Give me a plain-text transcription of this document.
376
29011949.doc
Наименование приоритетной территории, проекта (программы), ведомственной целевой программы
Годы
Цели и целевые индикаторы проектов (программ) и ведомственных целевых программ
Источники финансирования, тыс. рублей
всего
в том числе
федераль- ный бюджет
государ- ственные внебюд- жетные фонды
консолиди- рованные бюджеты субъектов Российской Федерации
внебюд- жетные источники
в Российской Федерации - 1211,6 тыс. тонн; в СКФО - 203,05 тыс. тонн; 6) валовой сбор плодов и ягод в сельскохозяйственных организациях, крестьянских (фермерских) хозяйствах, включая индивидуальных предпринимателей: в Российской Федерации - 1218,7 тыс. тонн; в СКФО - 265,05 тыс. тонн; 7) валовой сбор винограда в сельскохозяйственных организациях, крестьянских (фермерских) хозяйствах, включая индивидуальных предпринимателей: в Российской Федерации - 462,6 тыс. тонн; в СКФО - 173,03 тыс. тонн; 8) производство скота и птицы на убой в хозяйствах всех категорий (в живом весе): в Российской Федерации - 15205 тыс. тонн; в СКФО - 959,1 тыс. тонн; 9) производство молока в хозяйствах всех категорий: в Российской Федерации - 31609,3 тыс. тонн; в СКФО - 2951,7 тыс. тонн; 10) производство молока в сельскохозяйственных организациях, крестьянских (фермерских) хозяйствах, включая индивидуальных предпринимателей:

★ ★ ★ ★ ★ ★ ★

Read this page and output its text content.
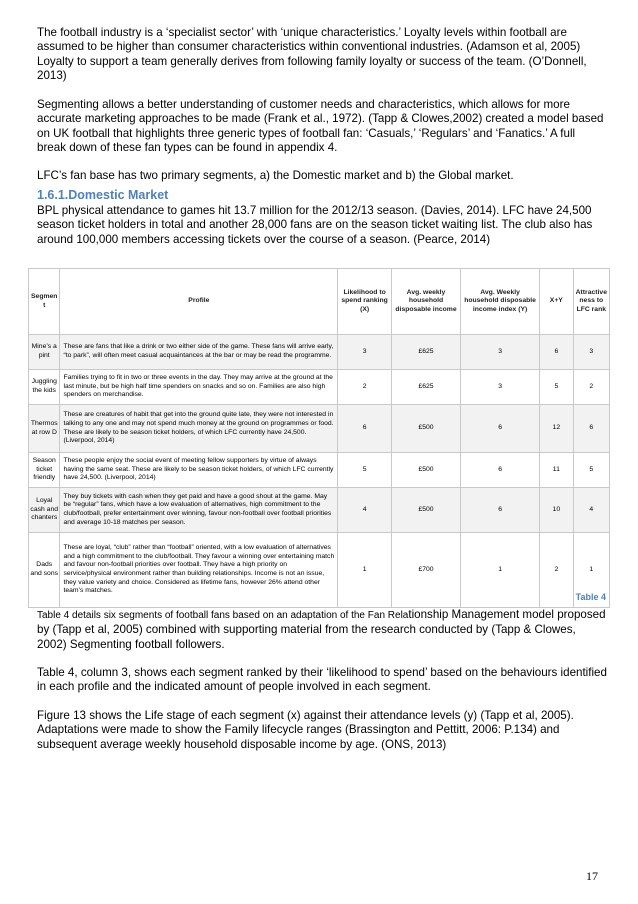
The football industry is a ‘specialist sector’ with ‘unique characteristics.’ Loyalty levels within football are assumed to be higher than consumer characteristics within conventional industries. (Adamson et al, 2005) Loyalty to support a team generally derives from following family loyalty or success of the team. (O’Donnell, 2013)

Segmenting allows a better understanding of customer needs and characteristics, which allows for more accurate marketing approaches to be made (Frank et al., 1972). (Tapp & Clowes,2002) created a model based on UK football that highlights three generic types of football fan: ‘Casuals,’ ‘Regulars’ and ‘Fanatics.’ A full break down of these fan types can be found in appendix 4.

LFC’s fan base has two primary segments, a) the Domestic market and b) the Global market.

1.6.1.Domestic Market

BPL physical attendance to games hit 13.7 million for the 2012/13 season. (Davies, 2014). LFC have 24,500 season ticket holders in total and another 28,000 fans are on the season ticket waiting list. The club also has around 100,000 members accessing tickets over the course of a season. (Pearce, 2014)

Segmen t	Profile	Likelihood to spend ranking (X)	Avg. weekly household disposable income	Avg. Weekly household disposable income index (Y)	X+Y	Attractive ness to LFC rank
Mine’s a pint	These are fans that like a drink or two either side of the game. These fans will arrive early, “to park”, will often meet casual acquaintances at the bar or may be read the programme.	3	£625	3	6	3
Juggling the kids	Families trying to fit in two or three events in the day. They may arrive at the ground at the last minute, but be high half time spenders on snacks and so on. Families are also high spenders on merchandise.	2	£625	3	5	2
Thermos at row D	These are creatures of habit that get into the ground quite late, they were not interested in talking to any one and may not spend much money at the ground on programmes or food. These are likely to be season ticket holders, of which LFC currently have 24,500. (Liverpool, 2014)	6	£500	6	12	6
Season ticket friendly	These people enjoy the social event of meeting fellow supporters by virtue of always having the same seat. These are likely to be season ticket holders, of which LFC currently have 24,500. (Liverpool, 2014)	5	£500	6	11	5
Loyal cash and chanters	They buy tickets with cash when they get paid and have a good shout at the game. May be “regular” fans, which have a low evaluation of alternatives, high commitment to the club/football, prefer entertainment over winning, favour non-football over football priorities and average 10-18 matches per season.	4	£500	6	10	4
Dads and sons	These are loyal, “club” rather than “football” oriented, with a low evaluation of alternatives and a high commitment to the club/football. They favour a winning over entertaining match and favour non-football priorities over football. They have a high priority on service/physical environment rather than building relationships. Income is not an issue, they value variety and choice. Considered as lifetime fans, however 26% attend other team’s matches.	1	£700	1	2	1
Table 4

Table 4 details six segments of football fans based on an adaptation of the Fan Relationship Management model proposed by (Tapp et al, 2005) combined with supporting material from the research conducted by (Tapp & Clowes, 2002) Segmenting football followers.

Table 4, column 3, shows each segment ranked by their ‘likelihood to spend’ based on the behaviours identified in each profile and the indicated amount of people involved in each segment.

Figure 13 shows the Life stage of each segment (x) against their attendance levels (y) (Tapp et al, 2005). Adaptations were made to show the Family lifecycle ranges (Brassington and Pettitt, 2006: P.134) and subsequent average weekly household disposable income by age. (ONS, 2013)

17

★ ★ ★ ★ ★ ★ ★

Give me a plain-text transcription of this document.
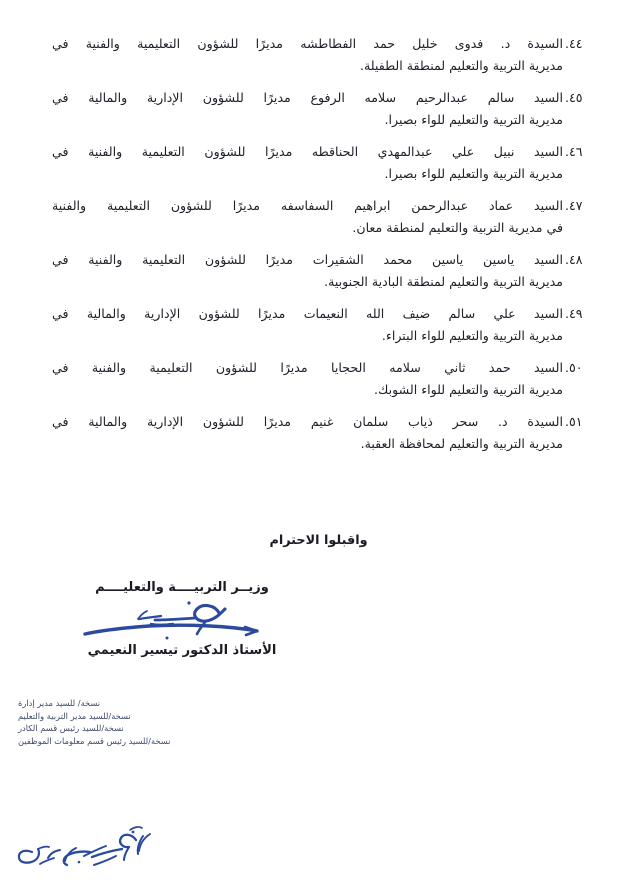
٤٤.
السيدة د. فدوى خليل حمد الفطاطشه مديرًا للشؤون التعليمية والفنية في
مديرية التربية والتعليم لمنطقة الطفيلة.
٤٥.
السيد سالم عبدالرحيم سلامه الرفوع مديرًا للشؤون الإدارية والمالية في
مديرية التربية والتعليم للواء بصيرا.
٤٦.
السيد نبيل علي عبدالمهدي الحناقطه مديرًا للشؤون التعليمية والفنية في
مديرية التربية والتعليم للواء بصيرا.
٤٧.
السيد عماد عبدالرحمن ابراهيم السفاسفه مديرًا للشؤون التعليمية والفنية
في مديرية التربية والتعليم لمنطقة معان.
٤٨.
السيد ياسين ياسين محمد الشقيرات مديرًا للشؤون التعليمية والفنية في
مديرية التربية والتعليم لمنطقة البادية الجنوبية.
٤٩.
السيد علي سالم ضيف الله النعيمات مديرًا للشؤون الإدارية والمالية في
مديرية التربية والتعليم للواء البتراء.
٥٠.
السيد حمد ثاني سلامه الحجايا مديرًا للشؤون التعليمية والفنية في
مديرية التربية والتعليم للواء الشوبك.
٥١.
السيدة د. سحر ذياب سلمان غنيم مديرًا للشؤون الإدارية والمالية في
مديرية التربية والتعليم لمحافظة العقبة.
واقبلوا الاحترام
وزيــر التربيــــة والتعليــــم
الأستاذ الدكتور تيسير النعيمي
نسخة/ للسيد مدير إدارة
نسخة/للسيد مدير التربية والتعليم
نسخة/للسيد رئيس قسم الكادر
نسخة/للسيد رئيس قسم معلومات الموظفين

★ ★ ★ ★ ★ ★ ★

# Job
Reply with nothing except the number of lines in the listing above that include the string "household".

# Complete output
2